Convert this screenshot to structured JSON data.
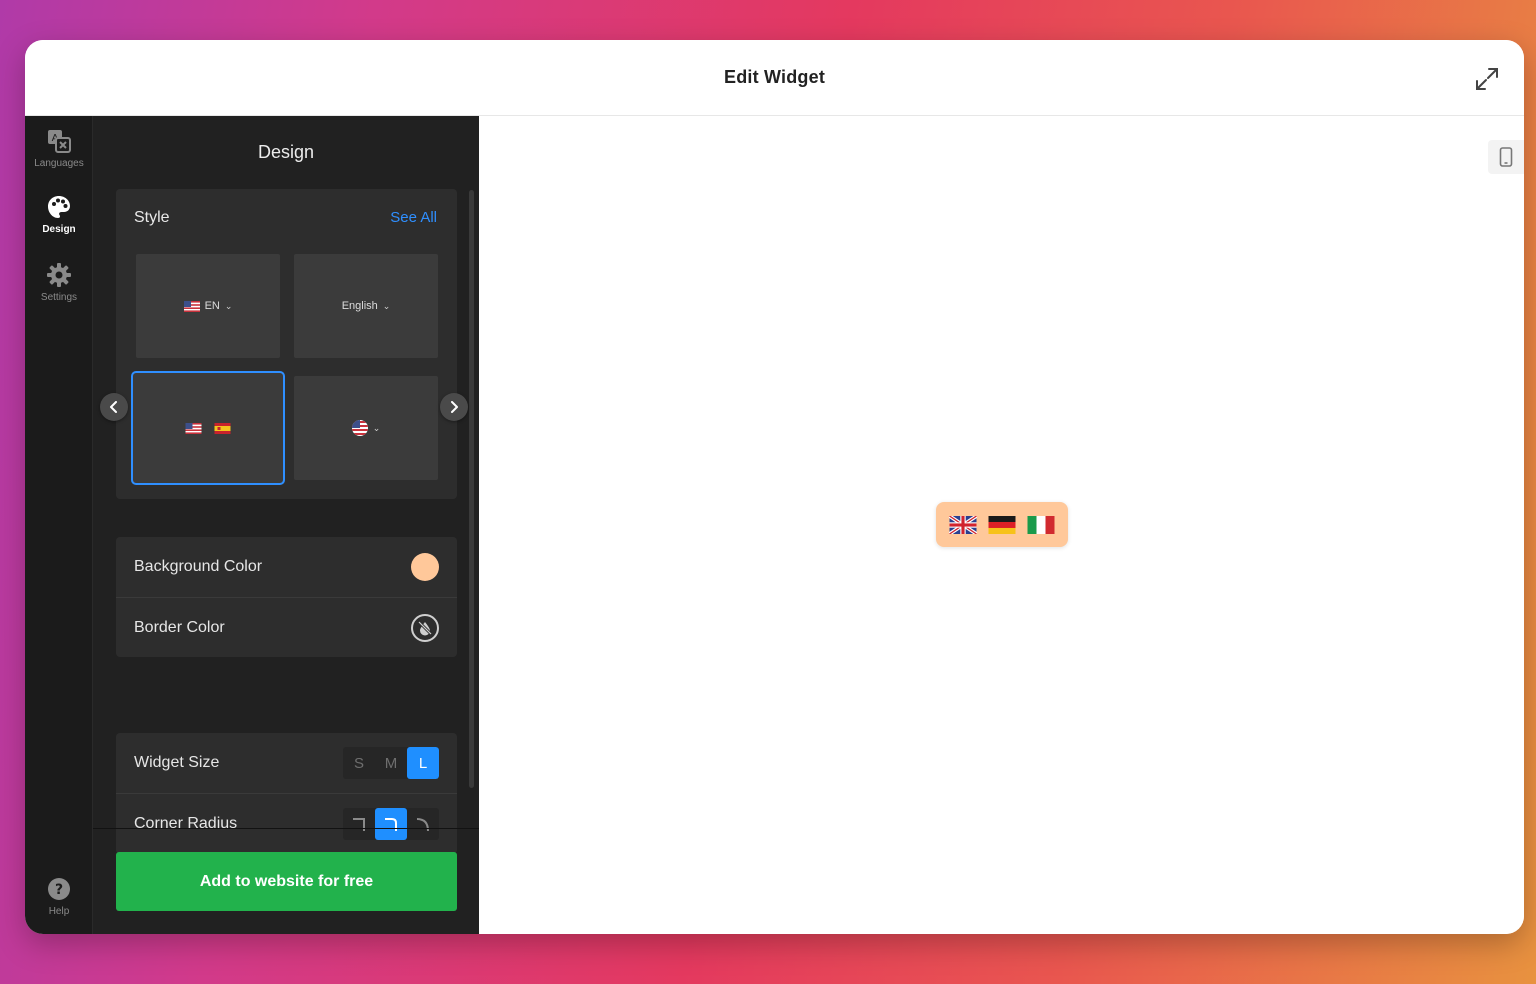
{
  "window": {
    "title": "Edit Widget"
  },
  "rail": {
    "items": [
      {
        "label": "Languages",
        "icon": "translate-icon"
      },
      {
        "label": "Design",
        "icon": "palette-icon"
      },
      {
        "label": "Settings",
        "icon": "gear-icon"
      }
    ],
    "help": {
      "label": "Help",
      "icon": "help-icon"
    }
  },
  "panel": {
    "title": "Design",
    "style": {
      "heading": "Style",
      "see_all": "See All",
      "tiles": [
        {
          "code": "EN"
        },
        {
          "name": "English"
        },
        {
          "selected": true
        },
        {
          "globe": true
        }
      ]
    },
    "colors": {
      "background_label": "Background Color",
      "background_value": "#ffc89a",
      "border_label": "Border Color"
    },
    "size": {
      "label": "Widget Size",
      "options": [
        "S",
        "M",
        "L"
      ],
      "selected": "L"
    },
    "radius": {
      "label": "Corner Radius",
      "selected_index": 1
    },
    "cta": "Add to website for free"
  },
  "preview": {
    "widget_bg": "#ffc89a",
    "flags": [
      "uk-flag",
      "germany-flag",
      "italy-flag"
    ]
  },
  "accent": "#1f8fff",
  "cta_color": "#22b24c"
}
──────────
**What you need to do**
Copy each line of the listing that contains the string "icon".

**Result for this exercise**
        "icon": "translate-icon"
        "icon": "palette-icon"
        "icon": "gear-icon"
      "icon": "help-icon"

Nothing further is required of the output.